## Work instructions
Without omitting anything, retype the data that follows.

## Data records
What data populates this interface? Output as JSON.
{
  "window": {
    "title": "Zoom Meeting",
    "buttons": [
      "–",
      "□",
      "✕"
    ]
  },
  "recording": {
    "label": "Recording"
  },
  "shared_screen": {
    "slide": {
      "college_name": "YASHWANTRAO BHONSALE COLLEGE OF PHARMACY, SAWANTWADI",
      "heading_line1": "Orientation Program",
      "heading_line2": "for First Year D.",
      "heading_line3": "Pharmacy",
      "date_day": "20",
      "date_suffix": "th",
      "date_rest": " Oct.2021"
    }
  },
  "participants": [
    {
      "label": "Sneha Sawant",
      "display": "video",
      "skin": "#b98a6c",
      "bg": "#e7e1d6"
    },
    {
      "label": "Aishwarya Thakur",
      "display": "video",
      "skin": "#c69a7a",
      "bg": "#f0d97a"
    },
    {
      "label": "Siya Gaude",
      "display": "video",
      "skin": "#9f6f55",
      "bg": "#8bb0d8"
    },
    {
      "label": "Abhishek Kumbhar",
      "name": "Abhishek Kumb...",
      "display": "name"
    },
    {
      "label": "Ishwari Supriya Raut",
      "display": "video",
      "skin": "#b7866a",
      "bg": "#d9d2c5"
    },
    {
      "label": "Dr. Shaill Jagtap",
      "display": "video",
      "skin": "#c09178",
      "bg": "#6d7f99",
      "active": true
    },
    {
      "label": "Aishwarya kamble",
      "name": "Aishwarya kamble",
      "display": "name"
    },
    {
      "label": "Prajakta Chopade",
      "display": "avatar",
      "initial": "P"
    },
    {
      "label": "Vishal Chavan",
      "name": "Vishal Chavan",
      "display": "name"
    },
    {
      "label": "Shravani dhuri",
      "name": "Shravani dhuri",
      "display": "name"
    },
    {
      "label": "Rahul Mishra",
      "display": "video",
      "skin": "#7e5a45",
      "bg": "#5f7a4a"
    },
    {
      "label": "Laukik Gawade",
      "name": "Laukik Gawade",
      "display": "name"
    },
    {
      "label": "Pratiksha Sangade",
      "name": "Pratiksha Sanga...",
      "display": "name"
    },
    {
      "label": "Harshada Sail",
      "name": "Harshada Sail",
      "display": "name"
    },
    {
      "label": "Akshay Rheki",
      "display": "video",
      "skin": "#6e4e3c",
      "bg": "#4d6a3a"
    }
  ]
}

## Response to this exercise
What data populates this interface? Output as JSON.
{
  "window": {
    "title": "Zoom Meeting",
    "buttons": [
      "–",
      "□",
      "✕"
    ]
  },
  "recording": {
    "label": "Recording"
  },
  "shared_screen": {
    "slide": {
      "college_name": "YASHWANTRAO BHONSALE COLLEGE OF PHARMACY, SAWANTWADI",
      "heading_line1": "Orientation Program",
      "heading_line2": "for First Year D.",
      "heading_line3": "Pharmacy",
      "date_day": "20",
      "date_suffix": "th",
      "date_rest": " Oct.2021"
    }
  },
  "participants": [
    {
      "label": "Sneha Sawant",
      "display": "video",
      "skin": "#b98a6c",
      "bg": "#e7e1d6"
    },
    {
      "label": "Aishwarya Thakur",
      "display": "video",
      "skin": "#c69a7a",
      "bg": "#f0d97a"
    },
    {
      "label": "Siya Gaude",
      "display": "video",
      "skin": "#9f6f55",
      "bg": "#8bb0d8"
    },
    {
      "label": "Abhishek Kumbhar",
      "name": "Abhishek Kumb...",
      "display": "name"
    },
    {
      "label": "Ishwari Supriya Raut",
      "display": "video",
      "skin": "#b7866a",
      "bg": "#d9d2c5"
    },
    {
      "label": "Dr. Shaill Jagtap",
      "display": "video",
      "skin": "#c09178",
      "bg": "#6d7f99",
      "active": true
    },
    {
      "label": "Aishwarya kamble",
      "name": "Aishwarya kamble",
      "display": "name"
    },
    {
      "label": "Prajakta Chopade",
      "display": "avatar",
      "initial": "P"
    },
    {
      "label": "Vishal Chavan",
      "name": "Vishal Chavan",
      "display": "name"
    },
    {
      "label": "Shravani dhuri",
      "name": "Shravani dhuri",
      "display": "name"
    },
    {
      "label": "Rahul Mishra",
      "display": "video",
      "skin": "#7e5a45",
      "bg": "#5f7a4a"
    },
    {
      "label": "Laukik Gawade",
      "name": "Laukik Gawade",
      "display": "name"
    },
    {
      "label": "Pratiksha Sangade",
      "name": "Pratiksha Sanga...",
      "display": "name"
    },
    {
      "label": "Harshada Sail",
      "name": "Harshada Sail",
      "display": "name"
    },
    {
      "label": "Akshay Rheki",
      "display": "video",
      "skin": "#6e4e3c",
      "bg": "#4d6a3a"
    }
  ]
}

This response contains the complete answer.